• **RECORDS FOR PROCESSING**
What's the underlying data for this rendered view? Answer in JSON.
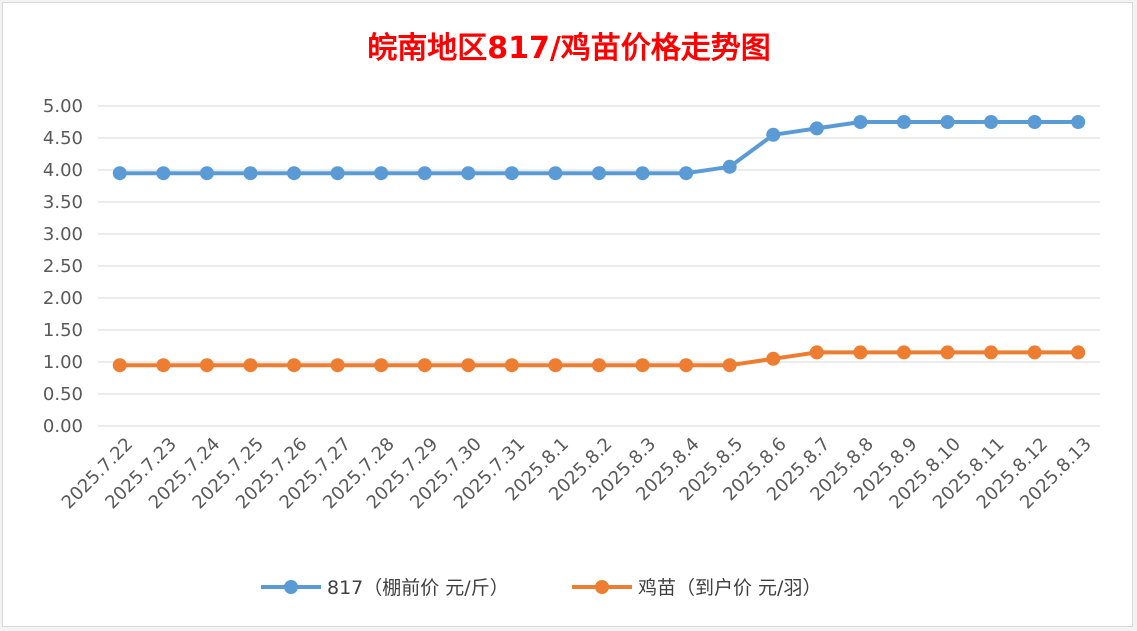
{
  "chart_data": {
    "type": "line",
    "title": "皖南地区817/鸡苗价格走势图",
    "title_color": "#ff0000",
    "xlabel": "",
    "ylabel": "",
    "ylim": [
      0,
      5
    ],
    "y_ticks": [
      "0.00",
      "0.50",
      "1.00",
      "1.50",
      "2.00",
      "2.50",
      "3.00",
      "3.50",
      "4.00",
      "4.50",
      "5.00"
    ],
    "grid": true,
    "legend_position": "bottom",
    "categories": [
      "2025.7.22",
      "2025.7.23",
      "2025.7.24",
      "2025.7.25",
      "2025.7.26",
      "2025.7.27",
      "2025.7.28",
      "2025.7.29",
      "2025.7.30",
      "2025.7.31",
      "2025.8.1",
      "2025.8.2",
      "2025.8.3",
      "2025.8.4",
      "2025.8.5",
      "2025.8.6",
      "2025.8.7",
      "2025.8.8",
      "2025.8.9",
      "2025.8.10",
      "2025.8.11",
      "2025.8.12",
      "2025.8.13"
    ],
    "series": [
      {
        "name": "817（棚前价 元/斤）",
        "color": "#5b9bd5",
        "values": [
          3.95,
          3.95,
          3.95,
          3.95,
          3.95,
          3.95,
          3.95,
          3.95,
          3.95,
          3.95,
          3.95,
          3.95,
          3.95,
          3.95,
          4.05,
          4.55,
          4.65,
          4.75,
          4.75,
          4.75,
          4.75,
          4.75,
          4.75
        ]
      },
      {
        "name": "鸡苗（到户价 元/羽）",
        "color": "#ed7d31",
        "values": [
          0.95,
          0.95,
          0.95,
          0.95,
          0.95,
          0.95,
          0.95,
          0.95,
          0.95,
          0.95,
          0.95,
          0.95,
          0.95,
          0.95,
          0.95,
          1.05,
          1.15,
          1.15,
          1.15,
          1.15,
          1.15,
          1.15,
          1.15
        ]
      }
    ]
  }
}
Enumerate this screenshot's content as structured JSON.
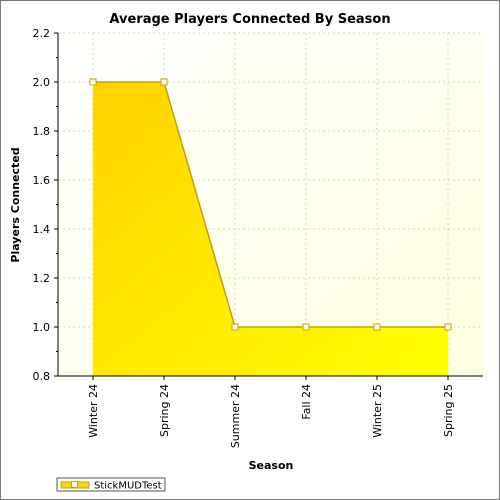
{
  "chart_data": {
    "type": "area",
    "title": "Average Players Connected By Season",
    "xlabel": "Season",
    "ylabel": "Players Connected",
    "categories": [
      "Winter 24",
      "Spring 24",
      "Summer 24",
      "Fall 24",
      "Winter 25",
      "Spring 25"
    ],
    "series": [
      {
        "name": "StickMUDTest",
        "values": [
          2.0,
          2.0,
          1.0,
          1.0,
          1.0,
          1.0
        ]
      }
    ],
    "ylim": [
      0.8,
      2.2
    ],
    "yticks": [
      "0.8",
      "1.0",
      "1.2",
      "1.4",
      "1.6",
      "1.8",
      "2.0",
      "2.2"
    ],
    "grid": true,
    "legend_position": "bottom-left",
    "colors": {
      "area_top": "#ffd700",
      "area_bottom": "#ffff00",
      "line": "#c8a000",
      "plot_bg_light": "#ffffe8",
      "plot_bg": "#fffff5"
    }
  }
}
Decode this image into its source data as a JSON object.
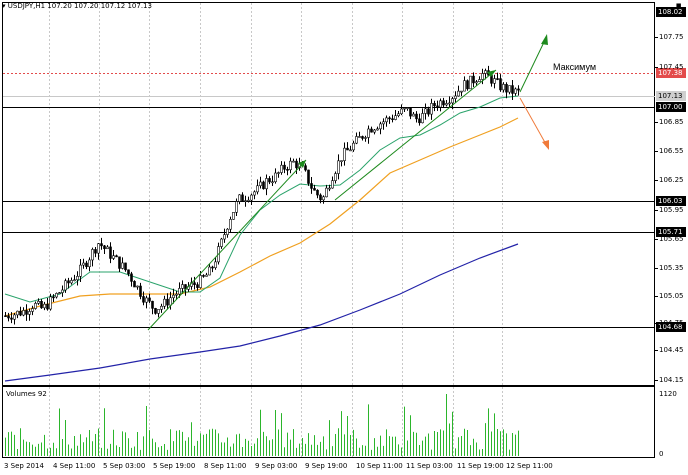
{
  "header": {
    "symbol": "USDJPY,H1",
    "ohlc": "107.20 107.20 107.12 107.13"
  },
  "annotation": "Максимум",
  "volumes_label": "Volumes 92",
  "price_tags": {
    "top": "108.02",
    "resistance": "107.38",
    "current": "107.13",
    "level_107": "107.00",
    "level_106": "106.03",
    "level_105": "105.71",
    "level_104": "104.68"
  },
  "y_ticks": [
    "107.75",
    "107.45",
    "106.85",
    "106.55",
    "106.25",
    "105.95",
    "105.65",
    "105.35",
    "105.05",
    "104.75",
    "104.45",
    "104.15"
  ],
  "vol_ticks": [
    "1120",
    "0"
  ],
  "x_ticks": [
    "3 Sep 2014",
    "4 Sep 11:00",
    "5 Sep 03:00",
    "5 Sep 19:00",
    "8 Sep 11:00",
    "9 Sep 03:00",
    "9 Sep 19:00",
    "10 Sep 11:00",
    "11 Sep 03:00",
    "11 Sep 19:00",
    "12 Sep 11:00"
  ],
  "colors": {
    "ma_fast": "#2aa36b",
    "ma_mid": "#f0a020",
    "ma_slow": "#2323a8",
    "trend": "#1d8a1d",
    "resistance": "#e34b4b",
    "arrow_up": "#1d8a1d",
    "arrow_down": "#f07a3a",
    "volume": "#2bb52b"
  },
  "chart_data": {
    "type": "candlestick",
    "symbol": "USDJPY",
    "timeframe": "H1",
    "ylim": [
      104.05,
      108.02
    ],
    "close_path": [
      104.78,
      104.8,
      104.83,
      104.9,
      104.85,
      104.95,
      105.05,
      105.15,
      105.25,
      105.4,
      105.55,
      105.45,
      105.35,
      105.25,
      105.1,
      104.95,
      104.85,
      104.9,
      105.0,
      105.05,
      105.1,
      105.15,
      105.25,
      105.5,
      105.8,
      106.0,
      106.05,
      106.1,
      106.2,
      106.25,
      106.35,
      106.4,
      106.3,
      106.1,
      106.0,
      106.25,
      106.45,
      106.55,
      106.65,
      106.75,
      106.8,
      106.85,
      106.9,
      106.95,
      106.85,
      106.9,
      107.0,
      107.05,
      107.1,
      107.2,
      107.25,
      107.33,
      107.28,
      107.2,
      107.15,
      107.13
    ],
    "horizontal_levels": [
      108.02,
      107.38,
      107.13,
      107.0,
      106.03,
      105.71,
      104.68
    ],
    "volume_axis": [
      0,
      1120
    ],
    "current_volume": 92
  }
}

• **WHAT IS REQUIRED**
State how many lines of the listing include the word "Season". Reply with the number alone.

• **TASK RESULT**
2